**Извлечённый текст**:

+===+

Крупнейший критик за спиной крупнейшего художника — это, надо сказать, сильная метафора.

Когда Кайзеру задали вопрос, не замечает ли он внешнего сходства с Караяном, он ответил, что был бы польщён подобным сравнением, потому что в своей жизни знал трёх безоговорочно гениальных музыкантов — Вильгельма Фуртвенглера, Леонарда Бернстайна и Артура Рубинштейна — и двух практически гениальных — Карла Рихтера и Герберта фон Караяна.

Среди тех, кому он дарил свои симпатии, имена самые разнообразные: Жинетт Невё и Анне-Софи Муттер, Фриц Вундерлих и Криста Людвиг, Кристиан Тилеман и Лорин Маазель. Известно, что Святославу Рихтеру Кайзер предпочитал Эмиля Гилельса, что не помешало ему подрядить сотрудников немецкого посольства в Москве на поиски редких записей обоих пианистов.

«Можно критиковать лишь то, что любишь», — писал Кайзер. Но добавлял: «Главное для критика — обрести мужество и пойти против собственных вкусовых пристрастий».

+===+

Фрагменты набора разметки макетов:

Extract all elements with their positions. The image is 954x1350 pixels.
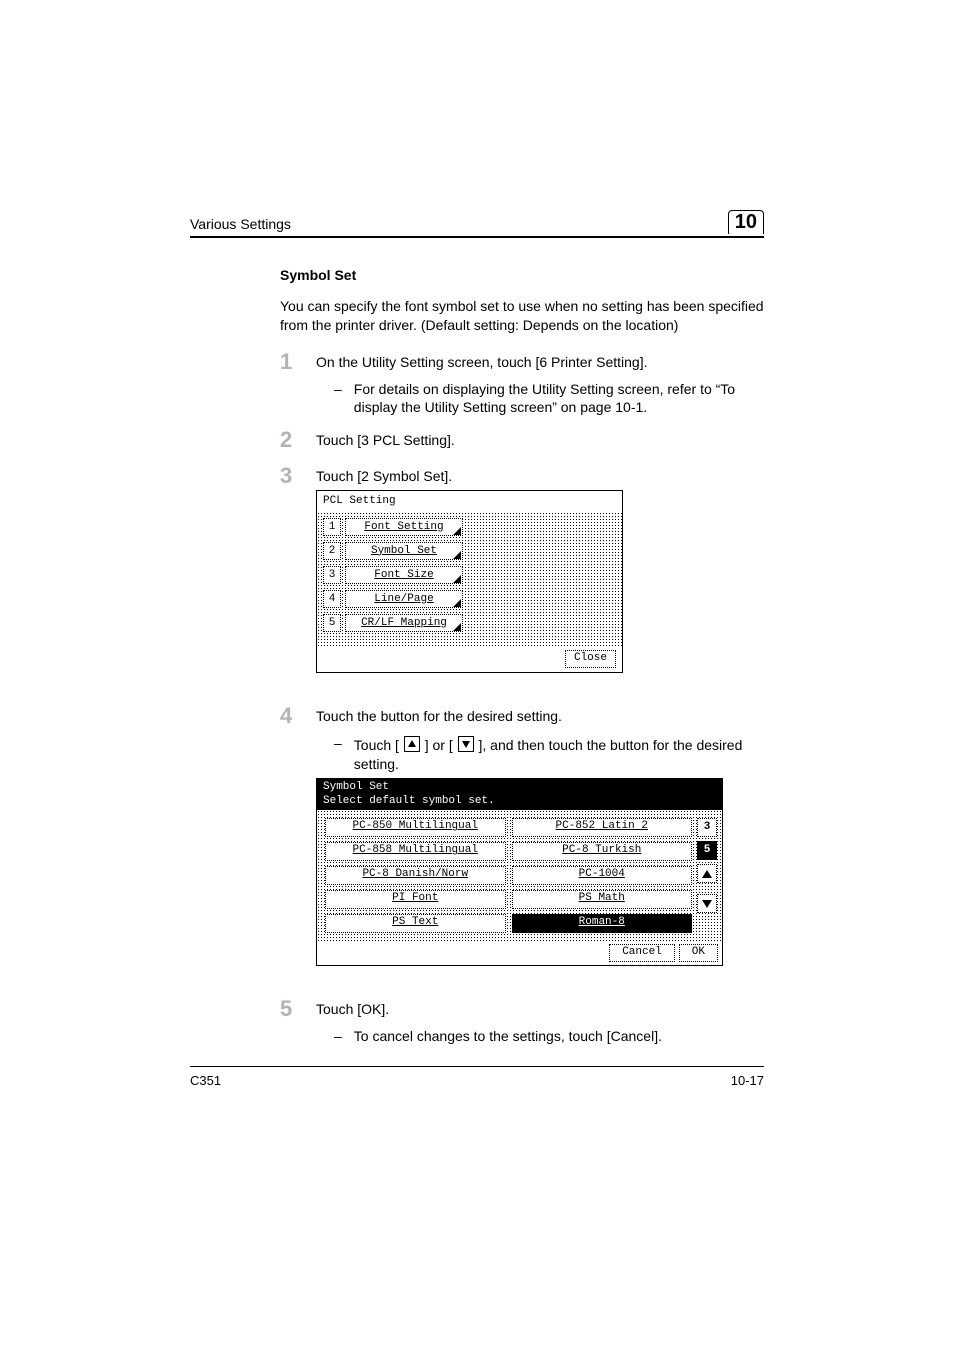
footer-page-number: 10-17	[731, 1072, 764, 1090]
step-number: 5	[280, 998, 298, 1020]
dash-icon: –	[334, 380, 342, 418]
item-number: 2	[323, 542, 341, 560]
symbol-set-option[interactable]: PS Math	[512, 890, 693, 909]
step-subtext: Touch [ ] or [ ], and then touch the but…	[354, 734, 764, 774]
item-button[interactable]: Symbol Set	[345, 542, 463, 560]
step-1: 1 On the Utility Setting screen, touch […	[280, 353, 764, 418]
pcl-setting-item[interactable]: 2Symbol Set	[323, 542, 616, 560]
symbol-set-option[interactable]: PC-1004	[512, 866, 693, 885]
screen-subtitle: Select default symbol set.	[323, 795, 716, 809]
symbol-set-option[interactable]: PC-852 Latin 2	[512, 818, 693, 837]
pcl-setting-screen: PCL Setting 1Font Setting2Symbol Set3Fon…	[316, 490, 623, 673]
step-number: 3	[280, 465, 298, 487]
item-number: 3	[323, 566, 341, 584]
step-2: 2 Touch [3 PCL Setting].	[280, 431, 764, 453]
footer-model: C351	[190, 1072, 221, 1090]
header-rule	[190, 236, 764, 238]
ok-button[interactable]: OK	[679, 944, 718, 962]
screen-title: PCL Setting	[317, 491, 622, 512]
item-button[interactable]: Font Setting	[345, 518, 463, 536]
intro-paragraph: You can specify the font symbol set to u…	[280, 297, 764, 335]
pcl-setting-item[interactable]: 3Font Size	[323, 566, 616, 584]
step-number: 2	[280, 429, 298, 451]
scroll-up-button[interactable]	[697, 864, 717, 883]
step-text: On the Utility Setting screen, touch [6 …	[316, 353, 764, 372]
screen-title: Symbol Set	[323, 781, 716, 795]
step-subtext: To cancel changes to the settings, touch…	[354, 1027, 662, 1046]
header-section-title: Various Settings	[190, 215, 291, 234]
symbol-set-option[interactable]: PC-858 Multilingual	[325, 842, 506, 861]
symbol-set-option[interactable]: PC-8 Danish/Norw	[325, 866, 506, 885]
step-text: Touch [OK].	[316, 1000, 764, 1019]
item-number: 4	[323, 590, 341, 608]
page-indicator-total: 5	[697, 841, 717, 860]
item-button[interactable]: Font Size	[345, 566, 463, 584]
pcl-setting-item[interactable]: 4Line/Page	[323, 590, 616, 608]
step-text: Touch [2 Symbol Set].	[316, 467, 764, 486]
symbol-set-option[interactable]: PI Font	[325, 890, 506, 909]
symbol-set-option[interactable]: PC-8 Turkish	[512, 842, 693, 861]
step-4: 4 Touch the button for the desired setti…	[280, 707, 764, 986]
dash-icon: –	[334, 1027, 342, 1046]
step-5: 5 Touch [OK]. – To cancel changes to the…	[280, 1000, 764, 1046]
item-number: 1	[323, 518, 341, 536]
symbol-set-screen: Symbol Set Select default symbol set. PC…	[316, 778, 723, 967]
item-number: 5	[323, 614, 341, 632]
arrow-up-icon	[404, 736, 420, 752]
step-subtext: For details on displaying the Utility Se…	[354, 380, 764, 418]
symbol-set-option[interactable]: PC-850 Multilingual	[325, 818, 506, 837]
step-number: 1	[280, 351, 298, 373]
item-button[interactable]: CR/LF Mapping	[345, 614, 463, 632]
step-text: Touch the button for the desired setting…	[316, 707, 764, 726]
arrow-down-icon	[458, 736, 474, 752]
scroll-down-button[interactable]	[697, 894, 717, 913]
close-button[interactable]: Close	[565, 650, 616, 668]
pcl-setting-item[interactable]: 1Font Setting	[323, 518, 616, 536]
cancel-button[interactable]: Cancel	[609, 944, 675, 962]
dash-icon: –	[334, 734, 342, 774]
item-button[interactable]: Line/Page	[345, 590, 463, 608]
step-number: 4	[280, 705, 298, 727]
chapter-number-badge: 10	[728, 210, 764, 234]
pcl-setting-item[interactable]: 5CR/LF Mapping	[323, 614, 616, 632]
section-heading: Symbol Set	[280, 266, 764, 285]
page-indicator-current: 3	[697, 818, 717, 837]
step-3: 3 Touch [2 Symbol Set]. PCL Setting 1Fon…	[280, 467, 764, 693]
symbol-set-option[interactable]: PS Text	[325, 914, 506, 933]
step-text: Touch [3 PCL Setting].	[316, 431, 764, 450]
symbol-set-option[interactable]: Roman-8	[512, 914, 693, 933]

+===+

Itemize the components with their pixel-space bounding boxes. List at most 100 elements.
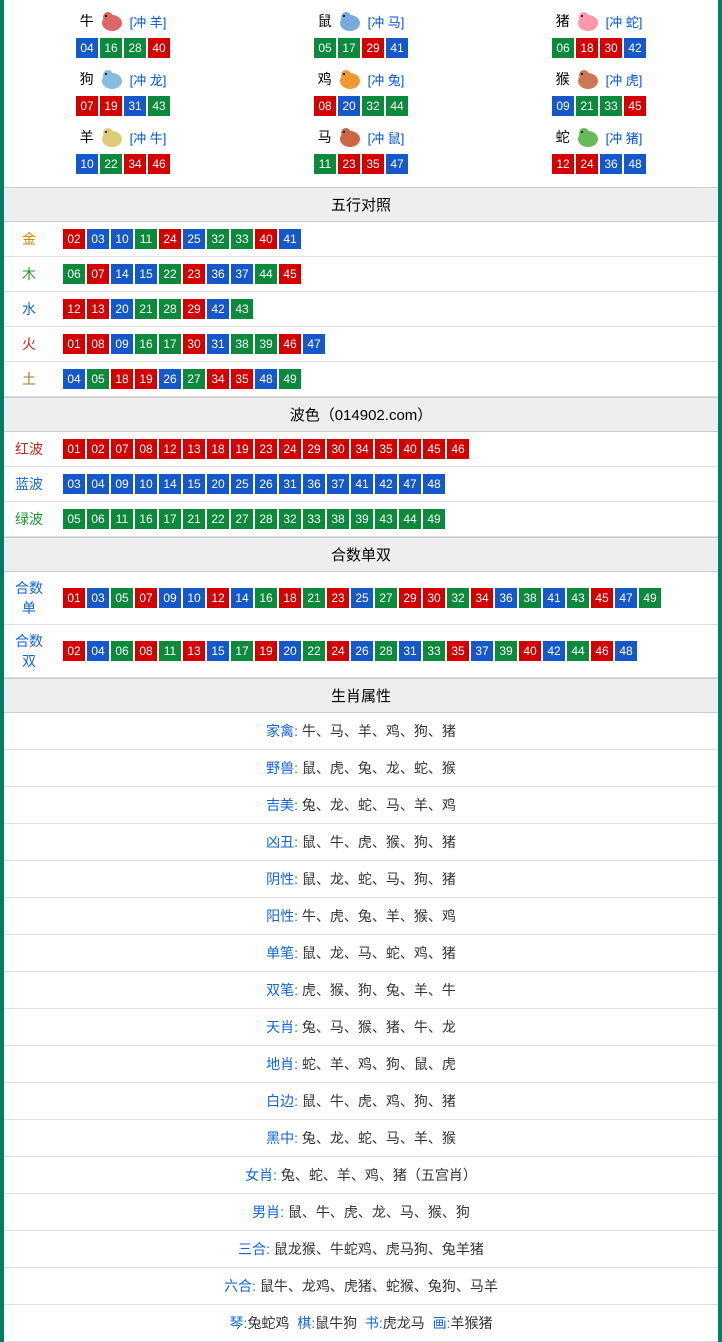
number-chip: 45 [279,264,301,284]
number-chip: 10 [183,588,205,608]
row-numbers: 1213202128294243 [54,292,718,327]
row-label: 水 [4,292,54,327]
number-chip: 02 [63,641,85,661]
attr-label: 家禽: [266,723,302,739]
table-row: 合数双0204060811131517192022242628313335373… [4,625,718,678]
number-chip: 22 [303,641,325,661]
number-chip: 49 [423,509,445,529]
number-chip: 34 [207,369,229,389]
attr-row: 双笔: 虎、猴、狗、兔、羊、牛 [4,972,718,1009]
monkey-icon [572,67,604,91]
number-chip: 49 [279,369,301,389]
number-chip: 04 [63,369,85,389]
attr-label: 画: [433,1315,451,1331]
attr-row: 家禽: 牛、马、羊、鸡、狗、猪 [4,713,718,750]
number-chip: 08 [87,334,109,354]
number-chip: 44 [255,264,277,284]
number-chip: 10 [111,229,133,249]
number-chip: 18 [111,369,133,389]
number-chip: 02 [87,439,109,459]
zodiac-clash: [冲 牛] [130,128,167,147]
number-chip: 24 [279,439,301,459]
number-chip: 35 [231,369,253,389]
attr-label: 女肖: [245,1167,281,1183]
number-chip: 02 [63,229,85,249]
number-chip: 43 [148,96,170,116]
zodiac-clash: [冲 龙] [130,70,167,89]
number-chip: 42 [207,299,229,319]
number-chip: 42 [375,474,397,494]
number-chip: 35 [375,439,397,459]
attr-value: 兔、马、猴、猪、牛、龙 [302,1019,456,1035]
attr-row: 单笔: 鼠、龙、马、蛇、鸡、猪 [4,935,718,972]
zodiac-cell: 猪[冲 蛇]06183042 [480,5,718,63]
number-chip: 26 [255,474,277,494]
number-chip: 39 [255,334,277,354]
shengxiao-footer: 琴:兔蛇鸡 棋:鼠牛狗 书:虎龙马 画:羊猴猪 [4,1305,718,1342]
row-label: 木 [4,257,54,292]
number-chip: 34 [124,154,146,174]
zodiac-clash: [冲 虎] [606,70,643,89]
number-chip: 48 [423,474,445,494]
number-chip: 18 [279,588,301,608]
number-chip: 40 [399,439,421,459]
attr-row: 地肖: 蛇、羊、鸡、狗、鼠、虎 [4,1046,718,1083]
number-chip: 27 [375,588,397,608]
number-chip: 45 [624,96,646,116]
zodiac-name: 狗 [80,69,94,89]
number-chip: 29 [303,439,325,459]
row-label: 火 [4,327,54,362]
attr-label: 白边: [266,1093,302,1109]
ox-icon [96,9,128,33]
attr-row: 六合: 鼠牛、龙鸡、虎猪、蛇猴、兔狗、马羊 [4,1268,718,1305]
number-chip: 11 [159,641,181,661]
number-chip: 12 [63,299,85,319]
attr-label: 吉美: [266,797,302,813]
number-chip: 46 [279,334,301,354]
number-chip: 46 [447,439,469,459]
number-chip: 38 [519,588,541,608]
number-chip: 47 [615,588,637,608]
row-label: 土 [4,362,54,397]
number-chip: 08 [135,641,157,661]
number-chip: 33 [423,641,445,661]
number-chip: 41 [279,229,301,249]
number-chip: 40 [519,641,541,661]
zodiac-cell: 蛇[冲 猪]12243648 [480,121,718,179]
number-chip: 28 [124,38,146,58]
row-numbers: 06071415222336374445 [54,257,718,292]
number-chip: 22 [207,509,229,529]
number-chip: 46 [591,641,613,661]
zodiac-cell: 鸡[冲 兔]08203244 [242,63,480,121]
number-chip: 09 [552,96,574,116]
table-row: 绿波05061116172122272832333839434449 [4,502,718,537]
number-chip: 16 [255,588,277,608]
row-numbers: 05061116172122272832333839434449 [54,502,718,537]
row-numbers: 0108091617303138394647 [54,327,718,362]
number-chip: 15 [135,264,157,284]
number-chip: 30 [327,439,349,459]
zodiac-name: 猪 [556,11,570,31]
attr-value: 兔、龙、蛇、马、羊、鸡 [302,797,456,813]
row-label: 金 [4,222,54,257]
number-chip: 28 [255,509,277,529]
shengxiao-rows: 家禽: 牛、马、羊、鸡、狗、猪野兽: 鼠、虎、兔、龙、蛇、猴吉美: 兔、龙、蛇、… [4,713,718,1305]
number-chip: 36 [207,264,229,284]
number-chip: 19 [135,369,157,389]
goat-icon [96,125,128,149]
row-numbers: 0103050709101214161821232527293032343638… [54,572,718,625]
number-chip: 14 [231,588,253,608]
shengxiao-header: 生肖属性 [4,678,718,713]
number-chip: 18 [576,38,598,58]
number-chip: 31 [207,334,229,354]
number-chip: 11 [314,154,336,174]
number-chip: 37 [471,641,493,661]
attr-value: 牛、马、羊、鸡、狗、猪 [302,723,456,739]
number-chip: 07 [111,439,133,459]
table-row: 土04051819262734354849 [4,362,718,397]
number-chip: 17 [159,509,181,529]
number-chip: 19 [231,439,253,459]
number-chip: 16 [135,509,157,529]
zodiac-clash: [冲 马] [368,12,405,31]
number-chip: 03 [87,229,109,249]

+===+

**Поставленная задача 1**: Воспроизведите фрагмент извлечённого текста, начиная со слов «Крупнейший критик за спиной» и продолжая вплоть до слов «записей обоих пианистов.».
**Поставленная задача 2**:
Ответьте на вопросы по извлечённому тексту:
(а) Кого Кайзер назвал двумя практически гениальными музыкантами?
(б) Какого пианиста Кайзер предпочитал Святославу Рихтеру?
(в) Что, согласно словам Кайзера, является главным для критика?
Для выполнения заданий используйте только извлечённый текст.

**Готовый ответ 1**:
Крупнейший критик за спиной крупнейшего художника — это, надо сказать, сильная метафора.

Когда Кайзеру задали вопрос, не замечает ли он внешнего сходства с Караяном, он ответил, что был бы польщён подобным сравнением, потому что в своей жизни знал трёх безоговорочно гениальных музыкантов — Вильгельма Фуртвенглера, Леонарда Бернстайна и Артура Рубинштейна — и двух практически гениальных — Карла Рихтера и Герберта фон Караяна.

Среди тех, кому он дарил свои симпатии, имена самые разнообразные: Жинетт Невё и Анне-Софи Муттер, Фриц Вундерлих и Криста Людвиг, Кристиан Тилеман и Лорин Маазель. Известно, что Святославу Рихтеру Кайзер предпочитал Эмиля Гилельса, что не помешало ему подрядить сотрудников немецкого посольства в Москве на поиски редких записей обоих пианистов.

**Готовый ответ 2**:
(а) Карла Рихтера и Герберта фон Караяна.
(б) Эмиля Гилельса.
(в) Обрести мужество и пойти против собственных вкусовых пристрастий.